→ **Material for this exercise**
■ ■ ■ ■ ■ ■ ■

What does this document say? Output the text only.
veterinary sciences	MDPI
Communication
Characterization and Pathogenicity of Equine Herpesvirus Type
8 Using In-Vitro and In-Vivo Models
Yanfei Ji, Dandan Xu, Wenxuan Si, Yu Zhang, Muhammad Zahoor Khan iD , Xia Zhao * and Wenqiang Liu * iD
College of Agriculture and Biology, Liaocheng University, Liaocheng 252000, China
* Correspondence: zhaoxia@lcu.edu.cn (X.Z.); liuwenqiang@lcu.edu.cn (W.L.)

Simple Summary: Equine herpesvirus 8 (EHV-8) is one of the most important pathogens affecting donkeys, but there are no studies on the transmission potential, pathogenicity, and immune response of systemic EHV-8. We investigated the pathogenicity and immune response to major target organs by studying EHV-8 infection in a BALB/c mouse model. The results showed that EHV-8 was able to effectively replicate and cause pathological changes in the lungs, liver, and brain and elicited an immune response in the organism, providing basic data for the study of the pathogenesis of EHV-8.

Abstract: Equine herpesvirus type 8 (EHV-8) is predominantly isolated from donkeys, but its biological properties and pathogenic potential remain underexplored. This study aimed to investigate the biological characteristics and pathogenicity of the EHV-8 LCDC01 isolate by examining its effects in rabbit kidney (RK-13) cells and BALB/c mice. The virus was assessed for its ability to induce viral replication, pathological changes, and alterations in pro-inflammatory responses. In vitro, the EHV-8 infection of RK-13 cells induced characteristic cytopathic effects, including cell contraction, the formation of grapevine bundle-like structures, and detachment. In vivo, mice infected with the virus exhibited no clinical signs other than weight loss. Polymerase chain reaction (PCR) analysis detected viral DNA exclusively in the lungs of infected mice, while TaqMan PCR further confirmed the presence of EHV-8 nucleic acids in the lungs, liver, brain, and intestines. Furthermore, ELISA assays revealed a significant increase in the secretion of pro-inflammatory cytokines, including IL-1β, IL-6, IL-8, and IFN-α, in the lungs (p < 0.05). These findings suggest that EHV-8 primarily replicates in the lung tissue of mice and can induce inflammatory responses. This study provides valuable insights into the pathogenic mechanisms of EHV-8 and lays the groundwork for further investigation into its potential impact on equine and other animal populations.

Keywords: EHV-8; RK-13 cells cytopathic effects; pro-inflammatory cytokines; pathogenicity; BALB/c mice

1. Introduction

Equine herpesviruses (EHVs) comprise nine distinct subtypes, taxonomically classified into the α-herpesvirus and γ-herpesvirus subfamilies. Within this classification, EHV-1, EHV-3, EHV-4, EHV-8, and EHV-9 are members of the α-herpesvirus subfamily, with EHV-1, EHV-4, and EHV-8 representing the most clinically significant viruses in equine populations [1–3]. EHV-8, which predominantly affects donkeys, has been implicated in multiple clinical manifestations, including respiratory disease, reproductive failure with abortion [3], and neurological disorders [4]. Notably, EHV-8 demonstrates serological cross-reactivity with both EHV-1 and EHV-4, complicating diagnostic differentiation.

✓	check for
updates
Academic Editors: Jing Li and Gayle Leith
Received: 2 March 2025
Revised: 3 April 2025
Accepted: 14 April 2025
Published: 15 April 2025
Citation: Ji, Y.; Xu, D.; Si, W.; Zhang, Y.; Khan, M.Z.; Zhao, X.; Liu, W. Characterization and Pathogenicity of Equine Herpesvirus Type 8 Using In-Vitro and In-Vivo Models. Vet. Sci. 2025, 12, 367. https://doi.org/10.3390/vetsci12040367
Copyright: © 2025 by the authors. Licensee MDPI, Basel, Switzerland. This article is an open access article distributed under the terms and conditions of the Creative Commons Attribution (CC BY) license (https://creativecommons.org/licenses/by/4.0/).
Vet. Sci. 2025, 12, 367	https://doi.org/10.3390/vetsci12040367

■ ■ ■ ■ ■ ■ ■

→ **Exercise requirements**
Some lines above hold the word "MDPI". Copy all of them.

→ **Exercise result**
veterinary sciences	MDPI
Copyright: © 2025 by the authors. Licensee MDPI, Basel, Switzerland. This article is an open access article distributed under the terms and conditions of the Creative Commons Attribution (CC BY) license (https://creativecommons.org/licenses/by/4.0/).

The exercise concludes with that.